Material for the task.

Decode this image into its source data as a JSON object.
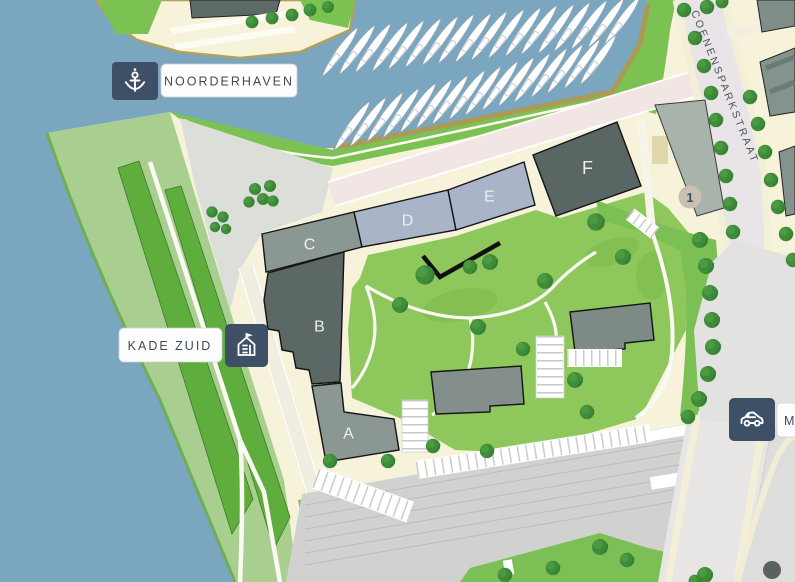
{
  "markers": {
    "noorderhaven": {
      "label": "NOORDERHAVEN",
      "icon": "anchor"
    },
    "kade_zuid": {
      "label": "KADE ZUID",
      "icon": "building"
    },
    "station": {
      "label": "M",
      "icon": "car"
    }
  },
  "street_name": "COENENSPARKSTRAAT",
  "buildings": {
    "a": "A",
    "b": "B",
    "c": "C",
    "d": "D",
    "e": "E",
    "f": "F"
  },
  "badge": {
    "number": "1"
  },
  "colors": {
    "water": "#7ba6bf",
    "land": "#f6f3da",
    "grass_light": "#a9cf90",
    "grass": "#7cc253",
    "grass_dark": "#5fae3d",
    "courtyard": "#8ec85c",
    "tree": "#3e8b3a",
    "navy": "#3d5066",
    "building_dark": "#5c6865",
    "building_gray": "#8a9793",
    "building_blue": "#aab4c8",
    "plaza": "#dcdeda",
    "railway": "#d1d1d0",
    "dock": "#ab9a55",
    "walkway_pink": "#f2e6e4",
    "badge_fill": "#c9bfb2",
    "label_text": "#3d4b57"
  }
}
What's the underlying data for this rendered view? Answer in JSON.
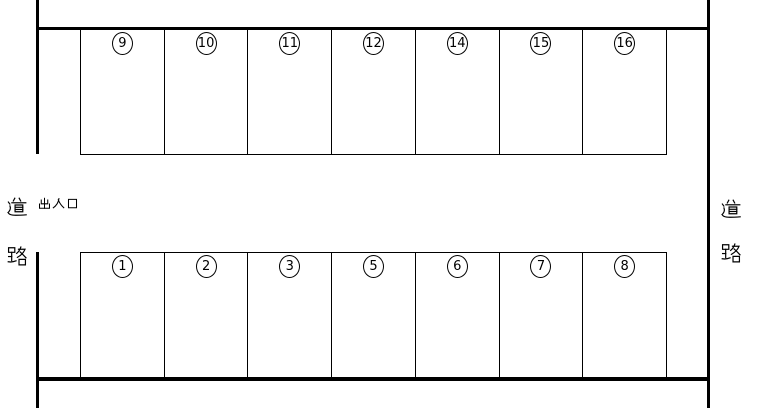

Exercise task.
Looking back at the lines above, state how many contain the word "this", and supply nothing besides the number.

Expected answer.
2